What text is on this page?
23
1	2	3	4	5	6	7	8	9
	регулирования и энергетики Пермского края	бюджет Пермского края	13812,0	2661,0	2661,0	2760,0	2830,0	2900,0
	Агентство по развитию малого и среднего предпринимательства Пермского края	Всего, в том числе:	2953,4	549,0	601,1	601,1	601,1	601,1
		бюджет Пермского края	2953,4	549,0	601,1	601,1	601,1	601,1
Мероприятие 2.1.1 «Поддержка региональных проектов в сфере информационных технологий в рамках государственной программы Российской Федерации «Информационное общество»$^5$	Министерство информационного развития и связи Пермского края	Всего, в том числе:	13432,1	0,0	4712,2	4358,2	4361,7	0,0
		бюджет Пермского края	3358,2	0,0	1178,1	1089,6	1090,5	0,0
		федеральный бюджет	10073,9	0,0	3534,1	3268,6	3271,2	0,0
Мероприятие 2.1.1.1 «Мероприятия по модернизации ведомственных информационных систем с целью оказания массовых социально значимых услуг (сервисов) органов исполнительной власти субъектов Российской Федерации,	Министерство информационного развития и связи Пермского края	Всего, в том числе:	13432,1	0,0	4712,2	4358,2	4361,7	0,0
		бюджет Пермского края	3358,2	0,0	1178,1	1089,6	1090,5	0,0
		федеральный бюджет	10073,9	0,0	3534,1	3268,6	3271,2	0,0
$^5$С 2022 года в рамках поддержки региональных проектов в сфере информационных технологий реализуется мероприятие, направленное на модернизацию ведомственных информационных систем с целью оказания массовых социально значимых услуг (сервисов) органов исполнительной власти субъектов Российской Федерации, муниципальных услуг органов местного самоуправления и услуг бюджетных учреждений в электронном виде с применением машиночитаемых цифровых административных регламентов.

• **What to produce**:
Leave out every line without the string "числе" and copy the rest.

• **Exercise solution**:
	Агентство по развитию малого и среднего предпринимательства Пермского края	Всего, в том числе:	2953,4	549,0	601,1	601,1	601,1	601,1
Мероприятие 2.1.1 «Поддержка региональных проектов в сфере информационных технологий в рамках государственной программы Российской Федерации «Информационное общество»$^5$	Министерство информационного развития и связи Пермского края	Всего, в том числе:	13432,1	0,0	4712,2	4358,2	4361,7	0,0
Мероприятие 2.1.1.1 «Мероприятия по модернизации ведомственных информационных систем с целью оказания массовых социально значимых услуг (сервисов) органов исполнительной власти субъектов Российской Федерации,	Министерство информационного развития и связи Пермского края	Всего, в том числе:	13432,1	0,0	4712,2	4358,2	4361,7	0,0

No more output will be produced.